- _Problem_
Each record that follows should be repeated exactly, minus any images.

- _Supplied entries_
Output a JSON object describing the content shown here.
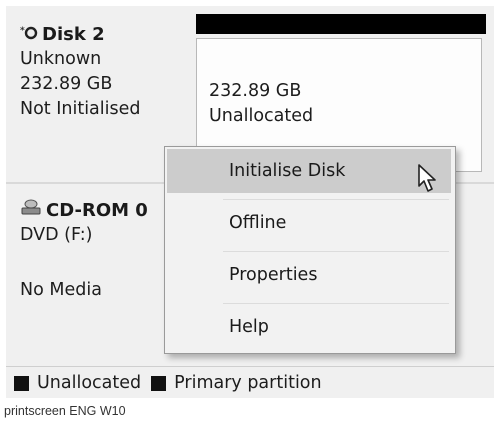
{
  "disk2": {
    "title": "Disk 2",
    "type": "Unknown",
    "size": "232.89 GB",
    "status": "Not Initialised",
    "volume": {
      "size": "232.89 GB",
      "state": "Unallocated"
    }
  },
  "cdrom": {
    "title": "CD-ROM 0",
    "drive": "DVD (F:)",
    "media": "No Media"
  },
  "context_menu": {
    "items": [
      {
        "label": "Initialise Disk"
      },
      {
        "label": "Offline"
      },
      {
        "label": "Properties"
      },
      {
        "label": "Help"
      }
    ]
  },
  "legend": {
    "unallocated": "Unallocated",
    "primary": "Primary partition"
  },
  "caption": "printscreen ENG W10",
  "colors": {
    "menu_highlight": "#cccccc",
    "volume_header": "#000000"
  }
}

- _Finished task_
Output a JSON object describing the content shown here.
{
  "disk2": {
    "title": "Disk 2",
    "type": "Unknown",
    "size": "232.89 GB",
    "status": "Not Initialised",
    "volume": {
      "size": "232.89 GB",
      "state": "Unallocated"
    }
  },
  "cdrom": {
    "title": "CD-ROM 0",
    "drive": "DVD (F:)",
    "media": "No Media"
  },
  "context_menu": {
    "items": [
      {
        "label": "Initialise Disk"
      },
      {
        "label": "Offline"
      },
      {
        "label": "Properties"
      },
      {
        "label": "Help"
      }
    ]
  },
  "legend": {
    "unallocated": "Unallocated",
    "primary": "Primary partition"
  },
  "caption": "printscreen ENG W10",
  "colors": {
    "menu_highlight": "#cccccc",
    "volume_header": "#000000"
  }
}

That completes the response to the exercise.